**Written problem**: Output the full listing word for word.

**Material for the task**:
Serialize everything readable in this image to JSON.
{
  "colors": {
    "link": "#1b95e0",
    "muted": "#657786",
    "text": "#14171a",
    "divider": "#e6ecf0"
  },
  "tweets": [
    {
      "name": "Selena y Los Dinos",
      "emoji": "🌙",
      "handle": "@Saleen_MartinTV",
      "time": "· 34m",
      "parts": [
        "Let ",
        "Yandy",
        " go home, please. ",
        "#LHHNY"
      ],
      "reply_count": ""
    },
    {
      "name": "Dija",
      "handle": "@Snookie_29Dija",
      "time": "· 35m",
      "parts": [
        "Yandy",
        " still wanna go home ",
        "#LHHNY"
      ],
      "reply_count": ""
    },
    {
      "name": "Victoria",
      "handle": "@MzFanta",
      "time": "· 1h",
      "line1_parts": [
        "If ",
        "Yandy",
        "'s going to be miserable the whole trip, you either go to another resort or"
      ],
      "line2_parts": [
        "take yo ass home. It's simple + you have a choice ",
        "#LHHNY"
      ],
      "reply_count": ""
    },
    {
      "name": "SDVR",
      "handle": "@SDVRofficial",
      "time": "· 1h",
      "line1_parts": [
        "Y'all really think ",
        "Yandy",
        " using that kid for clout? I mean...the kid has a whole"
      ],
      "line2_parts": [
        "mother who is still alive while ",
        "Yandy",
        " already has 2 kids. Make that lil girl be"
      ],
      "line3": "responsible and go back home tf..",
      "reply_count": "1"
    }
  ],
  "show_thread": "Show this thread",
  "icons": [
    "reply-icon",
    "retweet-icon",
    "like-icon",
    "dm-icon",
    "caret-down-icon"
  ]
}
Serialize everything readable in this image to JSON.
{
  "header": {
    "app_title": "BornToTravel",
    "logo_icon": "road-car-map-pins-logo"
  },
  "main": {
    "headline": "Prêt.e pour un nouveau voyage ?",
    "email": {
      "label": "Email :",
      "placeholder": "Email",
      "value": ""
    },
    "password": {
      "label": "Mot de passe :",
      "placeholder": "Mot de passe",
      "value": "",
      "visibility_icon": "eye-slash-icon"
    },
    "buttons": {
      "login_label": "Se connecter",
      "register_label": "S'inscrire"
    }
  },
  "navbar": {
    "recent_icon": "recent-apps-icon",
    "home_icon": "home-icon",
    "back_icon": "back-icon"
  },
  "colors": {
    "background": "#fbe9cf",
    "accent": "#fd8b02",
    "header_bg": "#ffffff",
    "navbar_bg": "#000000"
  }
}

**Written solution**:
Serialize everything readable in this image to JSON.
{
  "colors": {
    "link": "#1b95e0",
    "muted": "#657786",
    "text": "#14171a",
    "divider": "#e6ecf0"
  },
  "tweets": [
    {
      "name": "Selena y Los Dinos",
      "emoji": "🌙",
      "handle": "@Saleen_MartinTV",
      "time": "· 34m",
      "parts": [
        "Let ",
        "Yandy",
        " go home, please. ",
        "#LHHNY"
      ],
      "reply_count": ""
    },
    {
      "name": "Dija",
      "handle": "@Snookie_29Dija",
      "time": "· 35m",
      "parts": [
        "Yandy",
        " still wanna go home ",
        "#LHHNY"
      ],
      "reply_count": ""
    },
    {
      "name": "Victoria",
      "handle": "@MzFanta",
      "time": "· 1h",
      "line1_parts": [
        "If ",
        "Yandy",
        "'s going to be miserable the whole trip, you either go to another resort or"
      ],
      "line2_parts": [
        "take yo ass home. It's simple + you have a choice ",
        "#LHHNY"
      ],
      "reply_count": ""
    },
    {
      "name": "SDVR",
      "handle": "@SDVRofficial",
      "time": "· 1h",
      "line1_parts": [
        "Y'all really think ",
        "Yandy",
        " using that kid for clout? I mean...the kid has a whole"
      ],
      "line2_parts": [
        "mother who is still alive while ",
        "Yandy",
        " already has 2 kids. Make that lil girl be"
      ],
      "line3": "responsible and go back home tf..",
      "reply_count": "1"
    }
  ],
  "show_thread": "Show this thread",
  "icons": [
    "reply-icon",
    "retweet-icon",
    "like-icon",
    "dm-icon",
    "caret-down-icon"
  ]
}
Serialize everything readable in this image to JSON.
{
  "header": {
    "app_title": "BornToTravel",
    "logo_icon": "road-car-map-pins-logo"
  },
  "main": {
    "headline": "Prêt.e pour un nouveau voyage ?",
    "email": {
      "label": "Email :",
      "placeholder": "Email",
      "value": ""
    },
    "password": {
      "label": "Mot de passe :",
      "placeholder": "Mot de passe",
      "value": "",
      "visibility_icon": "eye-slash-icon"
    },
    "buttons": {
      "login_label": "Se connecter",
      "register_label": "S'inscrire"
    }
  },
  "navbar": {
    "recent_icon": "recent-apps-icon",
    "home_icon": "home-icon",
    "back_icon": "back-icon"
  },
  "colors": {
    "background": "#fbe9cf",
    "accent": "#fd8b02",
    "header_bg": "#ffffff",
    "navbar_bg": "#000000"
  }
}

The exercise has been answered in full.